Task goal
Separate out the lines that hold "records".

* BEGIN Extracted entries *

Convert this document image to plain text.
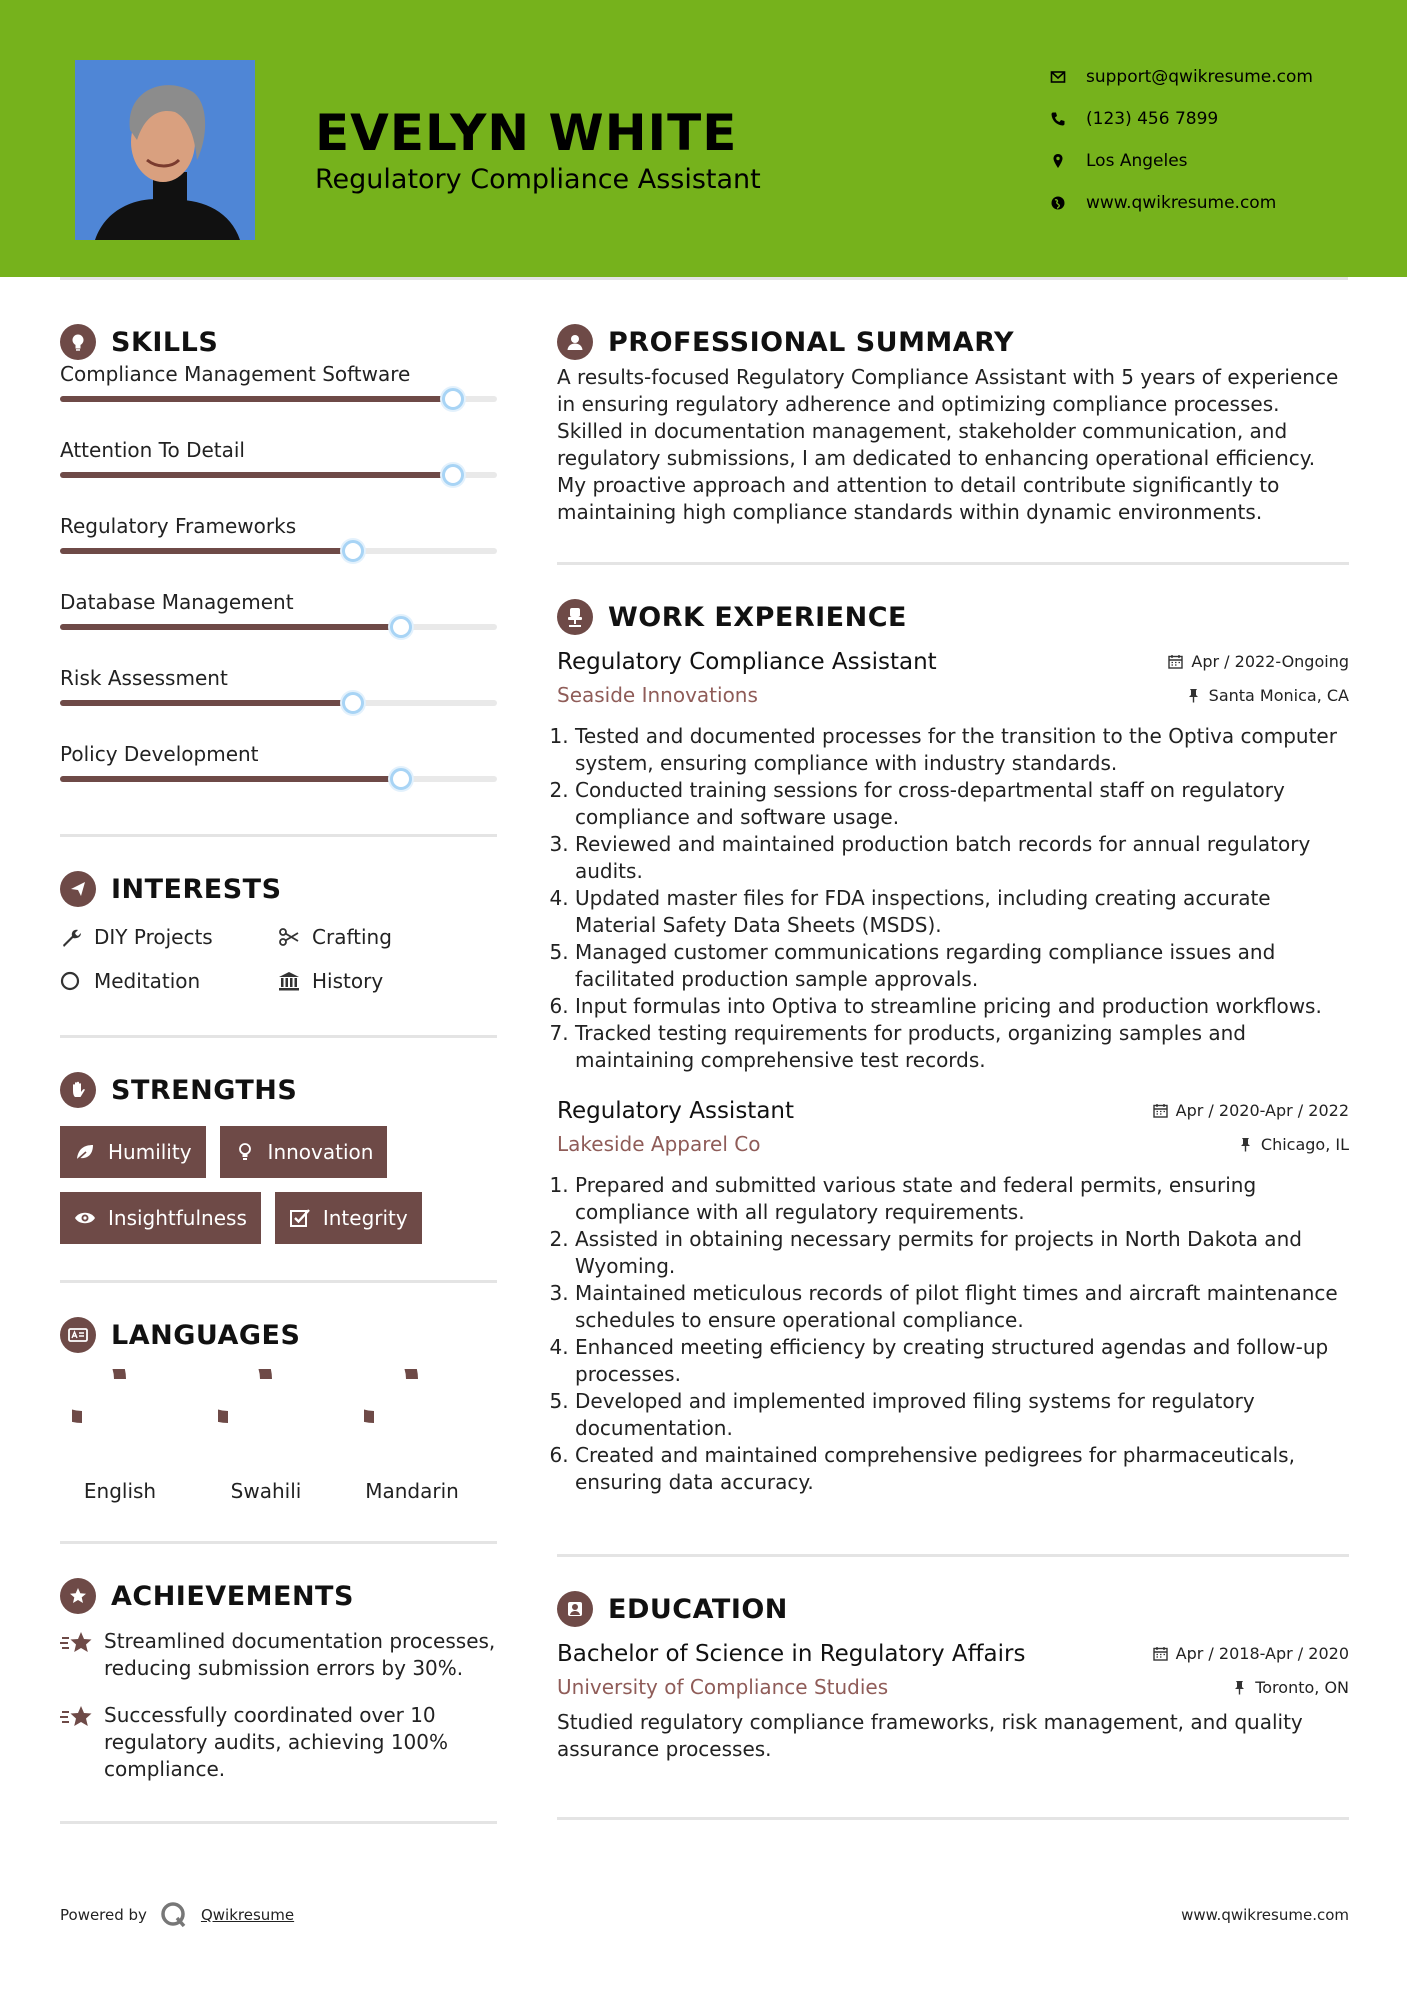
EVELYN WHITE
Regulatory Compliance Assistant
support@qwikresume.com
(123) 456 7899
Los Angeles
www.qwikresume.com
SKILLS
Compliance Management Software
Attention To Detail
Regulatory Frameworks
Database Management
Risk Assessment
Policy Development
INTERESTS
DIY Projects	Crafting
Meditation	History
STRENGTHS
Humility	Innovation
Insightfulness	Integrity
LANGUAGES
English	Swahili	Mandarin
ACHIEVEMENTS
Streamlined documentation processes, reducing submission errors by 30%.
Successfully coordinated over 10 regulatory audits, achieving 100% compliance.
PROFESSIONAL SUMMARY
A results-focused Regulatory Compliance Assistant with 5 years of experience in ensuring regulatory adherence and optimizing compliance processes. Skilled in documentation management, stakeholder communication, and regulatory submissions, I am dedicated to enhancing operational efficiency. My proactive approach and attention to detail contribute significantly to maintaining high compliance standards within dynamic environments.
WORK EXPERIENCE
Regulatory Compliance Assistant	Apr / 2022-Ongoing
Seaside Innovations	Santa Monica, CA
1. Tested and documented processes for the transition to the Optiva computer system, ensuring compliance with industry standards.
2. Conducted training sessions for cross-departmental staff on regulatory compliance and software usage.
3. Reviewed and maintained production batch records for annual regulatory audits.
4. Updated master files for FDA inspections, including creating accurate Material Safety Data Sheets (MSDS).
5. Managed customer communications regarding compliance issues and facilitated production sample approvals.
6. Input formulas into Optiva to streamline pricing and production workflows.
7. Tracked testing requirements for products, organizing samples and maintaining comprehensive test records.
Regulatory Assistant	Apr / 2020-Apr / 2022
Lakeside Apparel Co	Chicago, IL
1. Prepared and submitted various state and federal permits, ensuring compliance with all regulatory requirements.
2. Assisted in obtaining necessary permits for projects in North Dakota and Wyoming.
3. Maintained meticulous records of pilot flight times and aircraft maintenance schedules to ensure operational compliance.
4. Enhanced meeting efficiency by creating structured agendas and follow-up processes.
5. Developed and implemented improved filing systems for regulatory documentation.
6. Created and maintained comprehensive pedigrees for pharmaceuticals, ensuring data accuracy.
EDUCATION
Bachelor of Science in Regulatory Affairs	Apr / 2018-Apr / 2020
University of Compliance Studies	Toronto, ON
Studied regulatory compliance frameworks, risk management, and quality assurance processes.
Powered by	Qwikresume	www.qwikresume.com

* END Extracted entries *

Full solution
3. Reviewed and maintained production batch records for annual regulatory audits.
7. Tracked testing requirements for products, organizing samples and maintaining comprehensive test records.
3. Maintained meticulous records of pilot flight times and aircraft maintenance schedules to ensure operational compliance.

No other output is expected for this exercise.